**Given exercise**
Emit the entire listing verbatim.

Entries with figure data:
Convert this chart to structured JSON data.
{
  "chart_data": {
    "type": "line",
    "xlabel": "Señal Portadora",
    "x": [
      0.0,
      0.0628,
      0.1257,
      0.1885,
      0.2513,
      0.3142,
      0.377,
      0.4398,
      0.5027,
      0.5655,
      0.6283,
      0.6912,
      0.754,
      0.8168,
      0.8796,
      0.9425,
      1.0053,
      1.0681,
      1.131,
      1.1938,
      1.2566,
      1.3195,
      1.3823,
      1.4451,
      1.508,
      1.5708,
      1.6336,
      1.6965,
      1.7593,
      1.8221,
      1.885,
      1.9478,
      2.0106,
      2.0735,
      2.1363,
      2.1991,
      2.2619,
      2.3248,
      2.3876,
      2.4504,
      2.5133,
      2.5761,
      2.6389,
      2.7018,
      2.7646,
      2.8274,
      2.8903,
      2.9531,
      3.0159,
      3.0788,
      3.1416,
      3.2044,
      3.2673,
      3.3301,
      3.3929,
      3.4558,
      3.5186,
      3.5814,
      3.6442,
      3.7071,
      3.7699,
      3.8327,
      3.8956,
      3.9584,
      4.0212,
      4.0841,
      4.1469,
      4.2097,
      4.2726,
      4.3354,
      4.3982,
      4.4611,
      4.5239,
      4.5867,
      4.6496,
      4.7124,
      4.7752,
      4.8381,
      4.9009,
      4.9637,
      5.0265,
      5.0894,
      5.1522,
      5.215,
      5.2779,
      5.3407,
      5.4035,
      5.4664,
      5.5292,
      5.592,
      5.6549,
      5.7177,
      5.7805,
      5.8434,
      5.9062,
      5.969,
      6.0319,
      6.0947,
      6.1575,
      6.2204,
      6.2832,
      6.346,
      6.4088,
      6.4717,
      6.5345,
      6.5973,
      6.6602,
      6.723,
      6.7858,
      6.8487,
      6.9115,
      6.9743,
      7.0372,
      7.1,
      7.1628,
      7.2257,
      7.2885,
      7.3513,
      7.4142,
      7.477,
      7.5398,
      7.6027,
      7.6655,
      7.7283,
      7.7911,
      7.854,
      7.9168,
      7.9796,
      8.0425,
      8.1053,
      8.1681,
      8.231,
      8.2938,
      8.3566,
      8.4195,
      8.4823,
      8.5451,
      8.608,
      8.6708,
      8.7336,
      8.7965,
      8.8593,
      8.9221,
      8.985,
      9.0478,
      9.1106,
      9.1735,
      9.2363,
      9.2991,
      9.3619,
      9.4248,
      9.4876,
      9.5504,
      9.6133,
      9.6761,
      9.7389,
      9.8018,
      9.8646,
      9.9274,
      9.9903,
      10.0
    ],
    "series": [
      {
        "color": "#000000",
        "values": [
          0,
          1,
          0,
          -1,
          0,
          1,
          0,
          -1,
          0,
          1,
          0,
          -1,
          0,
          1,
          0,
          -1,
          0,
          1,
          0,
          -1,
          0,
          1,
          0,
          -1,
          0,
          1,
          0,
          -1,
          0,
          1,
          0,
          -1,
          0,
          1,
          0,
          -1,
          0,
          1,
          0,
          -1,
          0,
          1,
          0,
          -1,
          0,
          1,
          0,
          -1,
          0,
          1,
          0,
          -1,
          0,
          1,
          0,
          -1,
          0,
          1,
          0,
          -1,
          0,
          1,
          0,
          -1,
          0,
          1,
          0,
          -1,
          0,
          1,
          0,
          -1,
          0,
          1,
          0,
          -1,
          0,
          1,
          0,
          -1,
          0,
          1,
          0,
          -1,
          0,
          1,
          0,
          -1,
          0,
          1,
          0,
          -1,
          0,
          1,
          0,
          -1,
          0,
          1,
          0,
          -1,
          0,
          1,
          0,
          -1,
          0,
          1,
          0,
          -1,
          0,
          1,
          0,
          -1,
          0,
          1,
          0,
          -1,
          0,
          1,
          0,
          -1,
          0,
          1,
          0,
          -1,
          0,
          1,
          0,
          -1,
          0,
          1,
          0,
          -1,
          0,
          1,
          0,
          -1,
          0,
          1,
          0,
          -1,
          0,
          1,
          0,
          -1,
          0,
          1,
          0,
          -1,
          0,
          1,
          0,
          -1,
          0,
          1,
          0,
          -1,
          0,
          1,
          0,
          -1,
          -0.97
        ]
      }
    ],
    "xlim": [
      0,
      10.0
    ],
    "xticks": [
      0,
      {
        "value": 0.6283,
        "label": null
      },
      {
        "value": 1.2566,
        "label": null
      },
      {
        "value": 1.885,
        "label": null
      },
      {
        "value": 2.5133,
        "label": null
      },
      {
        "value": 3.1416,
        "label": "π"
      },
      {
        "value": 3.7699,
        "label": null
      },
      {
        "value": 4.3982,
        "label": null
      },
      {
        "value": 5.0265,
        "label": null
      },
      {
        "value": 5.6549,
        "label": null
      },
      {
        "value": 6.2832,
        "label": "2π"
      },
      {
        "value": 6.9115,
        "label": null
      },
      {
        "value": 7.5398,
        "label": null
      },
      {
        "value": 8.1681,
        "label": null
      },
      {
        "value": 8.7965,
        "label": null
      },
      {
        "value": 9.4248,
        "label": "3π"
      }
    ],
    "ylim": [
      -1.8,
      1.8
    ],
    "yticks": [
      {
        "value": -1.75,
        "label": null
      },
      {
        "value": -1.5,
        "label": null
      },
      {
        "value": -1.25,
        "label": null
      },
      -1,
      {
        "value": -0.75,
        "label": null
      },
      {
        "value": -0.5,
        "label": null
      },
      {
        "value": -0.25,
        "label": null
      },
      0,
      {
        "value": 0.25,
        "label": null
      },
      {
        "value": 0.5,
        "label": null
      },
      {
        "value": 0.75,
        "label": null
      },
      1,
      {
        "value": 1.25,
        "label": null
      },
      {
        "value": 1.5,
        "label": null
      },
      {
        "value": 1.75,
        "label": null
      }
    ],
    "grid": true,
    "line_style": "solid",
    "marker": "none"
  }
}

**Solution to this problem**
Convert this chart to structured JSON data.
{
  "chart_data": {
    "type": "line",
    "xlabel": "Señal Portadora",
    "x": [
      0.0,
      0.0628,
      0.1257,
      0.1885,
      0.2513,
      0.3142,
      0.377,
      0.4398,
      0.5027,
      0.5655,
      0.6283,
      0.6912,
      0.754,
      0.8168,
      0.8796,
      0.9425,
      1.0053,
      1.0681,
      1.131,
      1.1938,
      1.2566,
      1.3195,
      1.3823,
      1.4451,
      1.508,
      1.5708,
      1.6336,
      1.6965,
      1.7593,
      1.8221,
      1.885,
      1.9478,
      2.0106,
      2.0735,
      2.1363,
      2.1991,
      2.2619,
      2.3248,
      2.3876,
      2.4504,
      2.5133,
      2.5761,
      2.6389,
      2.7018,
      2.7646,
      2.8274,
      2.8903,
      2.9531,
      3.0159,
      3.0788,
      3.1416,
      3.2044,
      3.2673,
      3.3301,
      3.3929,
      3.4558,
      3.5186,
      3.5814,
      3.6442,
      3.7071,
      3.7699,
      3.8327,
      3.8956,
      3.9584,
      4.0212,
      4.0841,
      4.1469,
      4.2097,
      4.2726,
      4.3354,
      4.3982,
      4.4611,
      4.5239,
      4.5867,
      4.6496,
      4.7124,
      4.7752,
      4.8381,
      4.9009,
      4.9637,
      5.0265,
      5.0894,
      5.1522,
      5.215,
      5.2779,
      5.3407,
      5.4035,
      5.4664,
      5.5292,
      5.592,
      5.6549,
      5.7177,
      5.7805,
      5.8434,
      5.9062,
      5.969,
      6.0319,
      6.0947,
      6.1575,
      6.2204,
      6.2832,
      6.346,
      6.4088,
      6.4717,
      6.5345,
      6.5973,
      6.6602,
      6.723,
      6.7858,
      6.8487,
      6.9115,
      6.9743,
      7.0372,
      7.1,
      7.1628,
      7.2257,
      7.2885,
      7.3513,
      7.4142,
      7.477,
      7.5398,
      7.6027,
      7.6655,
      7.7283,
      7.7911,
      7.854,
      7.9168,
      7.9796,
      8.0425,
      8.1053,
      8.1681,
      8.231,
      8.2938,
      8.3566,
      8.4195,
      8.4823,
      8.5451,
      8.608,
      8.6708,
      8.7336,
      8.7965,
      8.8593,
      8.9221,
      8.985,
      9.0478,
      9.1106,
      9.1735,
      9.2363,
      9.2991,
      9.3619,
      9.4248,
      9.4876,
      9.5504,
      9.6133,
      9.6761,
      9.7389,
      9.8018,
      9.8646,
      9.9274,
      9.9903,
      10.0
    ],
    "series": [
      {
        "color": "#000000",
        "values": [
          0,
          1,
          0,
          -1,
          0,
          1,
          0,
          -1,
          0,
          1,
          0,
          -1,
          0,
          1,
          0,
          -1,
          0,
          1,
          0,
          -1,
          0,
          1,
          0,
          -1,
          0,
          1,
          0,
          -1,
          0,
          1,
          0,
          -1,
          0,
          1,
          0,
          -1,
          0,
          1,
          0,
          -1,
          0,
          1,
          0,
          -1,
          0,
          1,
          0,
          -1,
          0,
          1,
          0,
          -1,
          0,
          1,
          0,
          -1,
          0,
          1,
          0,
          -1,
          0,
          1,
          0,
          -1,
          0,
          1,
          0,
          -1,
          0,
          1,
          0,
          -1,
          0,
          1,
          0,
          -1,
          0,
          1,
          0,
          -1,
          0,
          1,
          0,
          -1,
          0,
          1,
          0,
          -1,
          0,
          1,
          0,
          -1,
          0,
          1,
          0,
          -1,
          0,
          1,
          0,
          -1,
          0,
          1,
          0,
          -1,
          0,
          1,
          0,
          -1,
          0,
          1,
          0,
          -1,
          0,
          1,
          0,
          -1,
          0,
          1,
          0,
          -1,
          0,
          1,
          0,
          -1,
          0,
          1,
          0,
          -1,
          0,
          1,
          0,
          -1,
          0,
          1,
          0,
          -1,
          0,
          1,
          0,
          -1,
          0,
          1,
          0,
          -1,
          0,
          1,
          0,
          -1,
          0,
          1,
          0,
          -1,
          0,
          1,
          0,
          -1,
          0,
          1,
          0,
          -1,
          -0.97
        ]
      }
    ],
    "xlim": [
      0,
      10.0
    ],
    "xticks": [
      0,
      {
        "value": 0.6283,
        "label": null
      },
      {
        "value": 1.2566,
        "label": null
      },
      {
        "value": 1.885,
        "label": null
      },
      {
        "value": 2.5133,
        "label": null
      },
      {
        "value": 3.1416,
        "label": "π"
      },
      {
        "value": 3.7699,
        "label": null
      },
      {
        "value": 4.3982,
        "label": null
      },
      {
        "value": 5.0265,
        "label": null
      },
      {
        "value": 5.6549,
        "label": null
      },
      {
        "value": 6.2832,
        "label": "2π"
      },
      {
        "value": 6.9115,
        "label": null
      },
      {
        "value": 7.5398,
        "label": null
      },
      {
        "value": 8.1681,
        "label": null
      },
      {
        "value": 8.7965,
        "label": null
      },
      {
        "value": 9.4248,
        "label": "3π"
      }
    ],
    "ylim": [
      -1.8,
      1.8
    ],
    "yticks": [
      {
        "value": -1.75,
        "label": null
      },
      {
        "value": -1.5,
        "label": null
      },
      {
        "value": -1.25,
        "label": null
      },
      -1,
      {
        "value": -0.75,
        "label": null
      },
      {
        "value": -0.5,
        "label": null
      },
      {
        "value": -0.25,
        "label": null
      },
      0,
      {
        "value": 0.25,
        "label": null
      },
      {
        "value": 0.5,
        "label": null
      },
      {
        "value": 0.75,
        "label": null
      },
      1,
      {
        "value": 1.25,
        "label": null
      },
      {
        "value": 1.5,
        "label": null
      },
      {
        "value": 1.75,
        "label": null
      }
    ],
    "grid": true,
    "line_style": "solid",
    "marker": "none"
  }
}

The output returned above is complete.